------ Task material
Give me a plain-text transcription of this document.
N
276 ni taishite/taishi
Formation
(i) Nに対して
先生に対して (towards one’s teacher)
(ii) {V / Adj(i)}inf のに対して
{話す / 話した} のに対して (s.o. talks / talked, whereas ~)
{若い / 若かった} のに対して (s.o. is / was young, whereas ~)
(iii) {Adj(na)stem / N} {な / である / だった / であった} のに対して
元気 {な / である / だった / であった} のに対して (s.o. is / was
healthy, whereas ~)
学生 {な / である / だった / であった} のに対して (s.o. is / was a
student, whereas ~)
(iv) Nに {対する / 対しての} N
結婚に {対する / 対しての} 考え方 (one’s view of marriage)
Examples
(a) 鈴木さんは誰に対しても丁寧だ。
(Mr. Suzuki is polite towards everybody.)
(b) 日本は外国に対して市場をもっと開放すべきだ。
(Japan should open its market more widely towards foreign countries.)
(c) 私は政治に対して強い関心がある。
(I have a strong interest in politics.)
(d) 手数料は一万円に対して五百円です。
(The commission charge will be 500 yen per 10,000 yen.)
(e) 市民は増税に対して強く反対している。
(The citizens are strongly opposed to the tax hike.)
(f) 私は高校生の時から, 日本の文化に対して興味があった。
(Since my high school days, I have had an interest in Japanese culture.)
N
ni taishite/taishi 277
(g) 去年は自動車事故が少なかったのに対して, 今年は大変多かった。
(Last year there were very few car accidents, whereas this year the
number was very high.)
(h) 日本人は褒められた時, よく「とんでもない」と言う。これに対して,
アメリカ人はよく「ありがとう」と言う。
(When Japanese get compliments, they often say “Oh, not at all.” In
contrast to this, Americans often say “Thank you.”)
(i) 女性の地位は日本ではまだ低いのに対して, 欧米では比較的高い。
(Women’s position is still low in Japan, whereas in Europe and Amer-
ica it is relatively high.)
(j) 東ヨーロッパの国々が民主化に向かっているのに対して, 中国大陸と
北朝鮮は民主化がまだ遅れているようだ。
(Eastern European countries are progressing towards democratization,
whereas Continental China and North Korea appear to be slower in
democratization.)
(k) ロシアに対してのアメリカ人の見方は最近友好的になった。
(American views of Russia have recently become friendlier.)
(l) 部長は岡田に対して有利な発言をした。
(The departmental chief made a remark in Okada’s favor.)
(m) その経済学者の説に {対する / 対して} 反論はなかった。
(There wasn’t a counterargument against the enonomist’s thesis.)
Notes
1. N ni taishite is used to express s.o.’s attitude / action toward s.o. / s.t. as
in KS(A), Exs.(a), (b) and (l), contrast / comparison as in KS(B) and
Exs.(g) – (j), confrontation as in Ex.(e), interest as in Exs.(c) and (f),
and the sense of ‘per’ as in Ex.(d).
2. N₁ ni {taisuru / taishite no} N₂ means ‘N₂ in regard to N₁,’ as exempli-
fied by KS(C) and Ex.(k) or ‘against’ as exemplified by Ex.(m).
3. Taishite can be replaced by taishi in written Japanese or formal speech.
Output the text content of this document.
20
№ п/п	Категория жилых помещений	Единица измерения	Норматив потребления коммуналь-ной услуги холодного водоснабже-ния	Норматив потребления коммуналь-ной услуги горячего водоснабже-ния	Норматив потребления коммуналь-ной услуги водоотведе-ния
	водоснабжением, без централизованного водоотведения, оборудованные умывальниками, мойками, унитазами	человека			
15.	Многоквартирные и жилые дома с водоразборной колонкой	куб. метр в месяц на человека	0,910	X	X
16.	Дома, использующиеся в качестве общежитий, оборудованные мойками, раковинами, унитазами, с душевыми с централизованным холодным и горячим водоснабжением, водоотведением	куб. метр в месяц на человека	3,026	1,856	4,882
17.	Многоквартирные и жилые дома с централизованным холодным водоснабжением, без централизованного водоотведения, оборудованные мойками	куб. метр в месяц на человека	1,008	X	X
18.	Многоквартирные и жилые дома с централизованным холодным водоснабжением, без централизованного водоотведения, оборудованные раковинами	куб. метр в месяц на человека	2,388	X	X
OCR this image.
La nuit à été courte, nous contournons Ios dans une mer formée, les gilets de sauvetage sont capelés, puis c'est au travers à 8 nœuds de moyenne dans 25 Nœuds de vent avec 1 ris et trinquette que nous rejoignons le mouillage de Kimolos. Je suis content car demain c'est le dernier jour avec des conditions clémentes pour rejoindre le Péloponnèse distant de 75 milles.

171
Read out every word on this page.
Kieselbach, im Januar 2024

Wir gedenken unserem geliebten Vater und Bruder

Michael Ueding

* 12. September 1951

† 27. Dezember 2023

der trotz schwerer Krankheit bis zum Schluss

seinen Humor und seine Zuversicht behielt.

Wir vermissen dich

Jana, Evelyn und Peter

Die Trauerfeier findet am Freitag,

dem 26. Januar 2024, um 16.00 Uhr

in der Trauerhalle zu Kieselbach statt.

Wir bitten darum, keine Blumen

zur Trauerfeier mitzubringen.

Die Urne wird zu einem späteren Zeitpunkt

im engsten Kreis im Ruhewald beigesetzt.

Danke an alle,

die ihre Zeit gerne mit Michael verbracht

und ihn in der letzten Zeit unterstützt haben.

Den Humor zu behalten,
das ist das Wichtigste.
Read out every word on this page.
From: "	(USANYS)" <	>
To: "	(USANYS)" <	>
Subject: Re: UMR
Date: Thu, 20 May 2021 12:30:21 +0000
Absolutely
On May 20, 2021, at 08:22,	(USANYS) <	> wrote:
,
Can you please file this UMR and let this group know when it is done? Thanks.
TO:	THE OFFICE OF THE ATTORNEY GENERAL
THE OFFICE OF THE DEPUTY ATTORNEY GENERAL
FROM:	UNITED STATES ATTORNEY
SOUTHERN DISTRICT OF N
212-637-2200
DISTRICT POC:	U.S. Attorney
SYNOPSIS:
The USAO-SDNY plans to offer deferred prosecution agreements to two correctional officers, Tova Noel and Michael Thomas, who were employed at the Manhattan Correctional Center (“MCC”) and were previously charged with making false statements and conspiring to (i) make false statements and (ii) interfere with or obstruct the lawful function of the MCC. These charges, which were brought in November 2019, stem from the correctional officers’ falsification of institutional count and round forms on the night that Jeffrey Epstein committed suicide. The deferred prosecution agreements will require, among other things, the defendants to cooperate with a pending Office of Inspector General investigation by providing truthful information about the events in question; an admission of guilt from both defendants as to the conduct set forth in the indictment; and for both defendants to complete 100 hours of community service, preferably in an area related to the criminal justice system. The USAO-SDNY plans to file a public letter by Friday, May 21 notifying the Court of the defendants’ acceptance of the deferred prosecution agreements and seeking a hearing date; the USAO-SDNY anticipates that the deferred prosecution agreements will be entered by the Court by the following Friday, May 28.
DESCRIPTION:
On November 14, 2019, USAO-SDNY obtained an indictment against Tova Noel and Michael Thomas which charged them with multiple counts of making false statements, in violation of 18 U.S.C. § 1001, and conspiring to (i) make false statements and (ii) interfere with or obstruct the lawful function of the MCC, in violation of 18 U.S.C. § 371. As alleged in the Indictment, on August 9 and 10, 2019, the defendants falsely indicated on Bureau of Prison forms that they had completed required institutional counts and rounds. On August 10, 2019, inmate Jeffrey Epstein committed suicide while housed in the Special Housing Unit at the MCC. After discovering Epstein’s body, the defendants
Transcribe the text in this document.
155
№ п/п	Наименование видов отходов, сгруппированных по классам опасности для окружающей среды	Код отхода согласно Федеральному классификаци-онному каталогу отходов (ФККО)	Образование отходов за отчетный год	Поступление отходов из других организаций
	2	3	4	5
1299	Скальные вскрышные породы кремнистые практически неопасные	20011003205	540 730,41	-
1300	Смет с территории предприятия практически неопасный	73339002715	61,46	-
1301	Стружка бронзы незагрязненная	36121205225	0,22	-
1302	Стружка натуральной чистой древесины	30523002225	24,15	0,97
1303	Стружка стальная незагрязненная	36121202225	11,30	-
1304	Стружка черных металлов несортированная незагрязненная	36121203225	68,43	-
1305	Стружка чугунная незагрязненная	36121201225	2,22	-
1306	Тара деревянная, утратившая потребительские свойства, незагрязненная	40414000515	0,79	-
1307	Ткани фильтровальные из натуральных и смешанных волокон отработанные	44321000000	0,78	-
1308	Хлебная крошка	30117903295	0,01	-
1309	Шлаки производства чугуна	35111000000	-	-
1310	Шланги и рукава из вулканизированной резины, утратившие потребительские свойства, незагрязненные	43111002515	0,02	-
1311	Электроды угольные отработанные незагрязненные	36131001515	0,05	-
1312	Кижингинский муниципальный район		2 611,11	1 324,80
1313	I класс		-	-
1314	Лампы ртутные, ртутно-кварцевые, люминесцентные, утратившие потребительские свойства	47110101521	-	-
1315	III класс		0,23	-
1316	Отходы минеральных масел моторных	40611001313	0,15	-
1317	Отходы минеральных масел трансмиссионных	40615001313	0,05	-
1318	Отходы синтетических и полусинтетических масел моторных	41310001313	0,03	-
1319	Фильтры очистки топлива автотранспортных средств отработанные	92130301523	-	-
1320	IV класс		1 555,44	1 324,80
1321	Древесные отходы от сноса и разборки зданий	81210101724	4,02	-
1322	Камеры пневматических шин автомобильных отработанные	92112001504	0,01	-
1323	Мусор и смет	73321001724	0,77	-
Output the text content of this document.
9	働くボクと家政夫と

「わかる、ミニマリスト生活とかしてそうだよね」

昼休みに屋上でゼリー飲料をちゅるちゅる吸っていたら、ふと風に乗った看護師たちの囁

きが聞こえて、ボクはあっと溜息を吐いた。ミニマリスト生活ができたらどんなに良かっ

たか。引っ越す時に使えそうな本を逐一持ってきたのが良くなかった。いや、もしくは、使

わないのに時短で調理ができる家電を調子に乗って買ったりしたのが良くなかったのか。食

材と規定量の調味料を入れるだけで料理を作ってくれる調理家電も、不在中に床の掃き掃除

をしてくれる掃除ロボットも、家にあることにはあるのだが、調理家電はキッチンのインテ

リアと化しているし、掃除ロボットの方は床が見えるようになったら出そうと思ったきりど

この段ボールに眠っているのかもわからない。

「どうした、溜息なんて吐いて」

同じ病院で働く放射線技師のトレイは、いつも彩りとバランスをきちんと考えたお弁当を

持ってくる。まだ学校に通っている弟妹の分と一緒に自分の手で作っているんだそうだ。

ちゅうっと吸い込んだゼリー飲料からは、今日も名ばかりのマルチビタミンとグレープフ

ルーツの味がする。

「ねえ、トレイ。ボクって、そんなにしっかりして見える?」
------------
> **Task details**
Select all lines in the listing that include the word "Humor".

> **Correct output**
seinen Humor und seine Zuversicht behielt.
Den Humor zu behalten,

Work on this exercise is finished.